**What you are asked to do:** The listing below must be repeated word for word, with its images excluded.

A run of records
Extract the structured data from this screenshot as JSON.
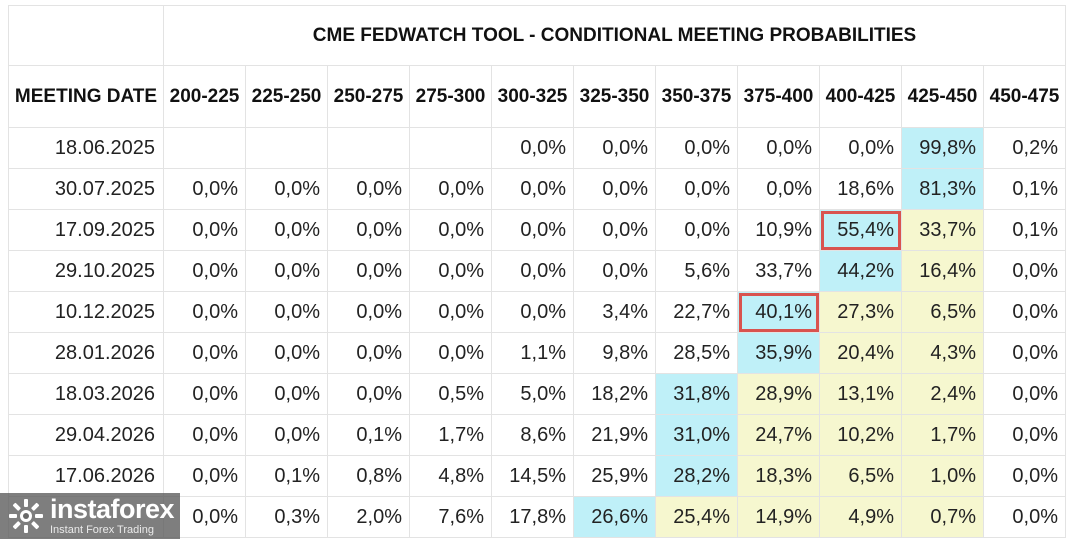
{
  "title": "CME FEDWATCH TOOL - CONDITIONAL MEETING PROBABILITIES",
  "header": {
    "meeting_date": "MEETING DATE",
    "ranges": [
      "200-225",
      "225-250",
      "250-275",
      "275-300",
      "300-325",
      "325-350",
      "350-375",
      "375-400",
      "400-425",
      "425-450",
      "450-475"
    ]
  },
  "rows": [
    {
      "date": "18.06.2025",
      "values": [
        "",
        "",
        "",
        "",
        "0,0%",
        "0,0%",
        "0,0%",
        "0,0%",
        "0,0%",
        "99,8%",
        "0,2%"
      ]
    },
    {
      "date": "30.07.2025",
      "values": [
        "0,0%",
        "0,0%",
        "0,0%",
        "0,0%",
        "0,0%",
        "0,0%",
        "0,0%",
        "0,0%",
        "18,6%",
        "81,3%",
        "0,1%"
      ]
    },
    {
      "date": "17.09.2025",
      "values": [
        "0,0%",
        "0,0%",
        "0,0%",
        "0,0%",
        "0,0%",
        "0,0%",
        "0,0%",
        "10,9%",
        "55,4%",
        "33,7%",
        "0,1%"
      ]
    },
    {
      "date": "29.10.2025",
      "values": [
        "0,0%",
        "0,0%",
        "0,0%",
        "0,0%",
        "0,0%",
        "0,0%",
        "5,6%",
        "33,7%",
        "44,2%",
        "16,4%",
        "0,0%"
      ]
    },
    {
      "date": "10.12.2025",
      "values": [
        "0,0%",
        "0,0%",
        "0,0%",
        "0,0%",
        "0,0%",
        "3,4%",
        "22,7%",
        "40,1%",
        "27,3%",
        "6,5%",
        "0,0%"
      ]
    },
    {
      "date": "28.01.2026",
      "values": [
        "0,0%",
        "0,0%",
        "0,0%",
        "0,0%",
        "1,1%",
        "9,8%",
        "28,5%",
        "35,9%",
        "20,4%",
        "4,3%",
        "0,0%"
      ]
    },
    {
      "date": "18.03.2026",
      "values": [
        "0,0%",
        "0,0%",
        "0,0%",
        "0,5%",
        "5,0%",
        "18,2%",
        "31,8%",
        "28,9%",
        "13,1%",
        "2,4%",
        "0,0%"
      ]
    },
    {
      "date": "29.04.2026",
      "values": [
        "0,0%",
        "0,0%",
        "0,1%",
        "1,7%",
        "8,6%",
        "21,9%",
        "31,0%",
        "24,7%",
        "10,2%",
        "1,7%",
        "0,0%"
      ]
    },
    {
      "date": "17.06.2026",
      "values": [
        "0,0%",
        "0,1%",
        "0,8%",
        "4,8%",
        "14,5%",
        "25,9%",
        "28,2%",
        "18,3%",
        "6,5%",
        "1,0%",
        "0,0%"
      ]
    },
    {
      "date": "",
      "values": [
        "0,0%",
        "0,3%",
        "2,0%",
        "7,6%",
        "17,8%",
        "26,6%",
        "25,4%",
        "14,9%",
        "4,9%",
        "0,7%",
        "0,0%"
      ]
    }
  ],
  "cell_styles": {
    "0": {
      "9": "blue"
    },
    "1": {
      "9": "blue"
    },
    "2": {
      "8": "blue",
      "9": "yellow"
    },
    "3": {
      "8": "blue",
      "9": "yellow"
    },
    "4": {
      "7": "blue",
      "8": "yellow",
      "9": "yellow"
    },
    "5": {
      "7": "blue",
      "8": "yellow",
      "9": "yellow"
    },
    "6": {
      "6": "blue",
      "7": "yellow",
      "8": "yellow",
      "9": "yellow"
    },
    "7": {
      "6": "blue",
      "7": "yellow",
      "8": "yellow",
      "9": "yellow"
    },
    "8": {
      "6": "blue",
      "7": "yellow",
      "8": "yellow",
      "9": "yellow"
    },
    "9": {
      "5": "blue",
      "6": "yellow",
      "7": "yellow",
      "8": "yellow",
      "9": "yellow"
    }
  },
  "highlighted_cells": [
    {
      "row": 2,
      "col": 8
    },
    {
      "row": 4,
      "col": 7
    }
  ],
  "colors": {
    "blue": "#bff0f8",
    "yellow": "#f6f7cf",
    "highlight_border": "#d9534f"
  },
  "watermark": {
    "name": "instaforex",
    "tagline": "Instant Forex Trading",
    "icon": "instaforex-logo-icon"
  }
}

**Correct answer:**
Extract the structured data from this screenshot as JSON.
{
  "title": "CME FEDWATCH TOOL - CONDITIONAL MEETING PROBABILITIES",
  "header": {
    "meeting_date": "MEETING DATE",
    "ranges": [
      "200-225",
      "225-250",
      "250-275",
      "275-300",
      "300-325",
      "325-350",
      "350-375",
      "375-400",
      "400-425",
      "425-450",
      "450-475"
    ]
  },
  "rows": [
    {
      "date": "18.06.2025",
      "values": [
        "",
        "",
        "",
        "",
        "0,0%",
        "0,0%",
        "0,0%",
        "0,0%",
        "0,0%",
        "99,8%",
        "0,2%"
      ]
    },
    {
      "date": "30.07.2025",
      "values": [
        "0,0%",
        "0,0%",
        "0,0%",
        "0,0%",
        "0,0%",
        "0,0%",
        "0,0%",
        "0,0%",
        "18,6%",
        "81,3%",
        "0,1%"
      ]
    },
    {
      "date": "17.09.2025",
      "values": [
        "0,0%",
        "0,0%",
        "0,0%",
        "0,0%",
        "0,0%",
        "0,0%",
        "0,0%",
        "10,9%",
        "55,4%",
        "33,7%",
        "0,1%"
      ]
    },
    {
      "date": "29.10.2025",
      "values": [
        "0,0%",
        "0,0%",
        "0,0%",
        "0,0%",
        "0,0%",
        "0,0%",
        "5,6%",
        "33,7%",
        "44,2%",
        "16,4%",
        "0,0%"
      ]
    },
    {
      "date": "10.12.2025",
      "values": [
        "0,0%",
        "0,0%",
        "0,0%",
        "0,0%",
        "0,0%",
        "3,4%",
        "22,7%",
        "40,1%",
        "27,3%",
        "6,5%",
        "0,0%"
      ]
    },
    {
      "date": "28.01.2026",
      "values": [
        "0,0%",
        "0,0%",
        "0,0%",
        "0,0%",
        "1,1%",
        "9,8%",
        "28,5%",
        "35,9%",
        "20,4%",
        "4,3%",
        "0,0%"
      ]
    },
    {
      "date": "18.03.2026",
      "values": [
        "0,0%",
        "0,0%",
        "0,0%",
        "0,5%",
        "5,0%",
        "18,2%",
        "31,8%",
        "28,9%",
        "13,1%",
        "2,4%",
        "0,0%"
      ]
    },
    {
      "date": "29.04.2026",
      "values": [
        "0,0%",
        "0,0%",
        "0,1%",
        "1,7%",
        "8,6%",
        "21,9%",
        "31,0%",
        "24,7%",
        "10,2%",
        "1,7%",
        "0,0%"
      ]
    },
    {
      "date": "17.06.2026",
      "values": [
        "0,0%",
        "0,1%",
        "0,8%",
        "4,8%",
        "14,5%",
        "25,9%",
        "28,2%",
        "18,3%",
        "6,5%",
        "1,0%",
        "0,0%"
      ]
    },
    {
      "date": "",
      "values": [
        "0,0%",
        "0,3%",
        "2,0%",
        "7,6%",
        "17,8%",
        "26,6%",
        "25,4%",
        "14,9%",
        "4,9%",
        "0,7%",
        "0,0%"
      ]
    }
  ],
  "cell_styles": {
    "0": {
      "9": "blue"
    },
    "1": {
      "9": "blue"
    },
    "2": {
      "8": "blue",
      "9": "yellow"
    },
    "3": {
      "8": "blue",
      "9": "yellow"
    },
    "4": {
      "7": "blue",
      "8": "yellow",
      "9": "yellow"
    },
    "5": {
      "7": "blue",
      "8": "yellow",
      "9": "yellow"
    },
    "6": {
      "6": "blue",
      "7": "yellow",
      "8": "yellow",
      "9": "yellow"
    },
    "7": {
      "6": "blue",
      "7": "yellow",
      "8": "yellow",
      "9": "yellow"
    },
    "8": {
      "6": "blue",
      "7": "yellow",
      "8": "yellow",
      "9": "yellow"
    },
    "9": {
      "5": "blue",
      "6": "yellow",
      "7": "yellow",
      "8": "yellow",
      "9": "yellow"
    }
  },
  "highlighted_cells": [
    {
      "row": 2,
      "col": 8
    },
    {
      "row": 4,
      "col": 7
    }
  ],
  "colors": {
    "blue": "#bff0f8",
    "yellow": "#f6f7cf",
    "highlight_border": "#d9534f"
  },
  "watermark": {
    "name": "instaforex",
    "tagline": "Instant Forex Trading",
    "icon": "instaforex-logo-icon"
  }
}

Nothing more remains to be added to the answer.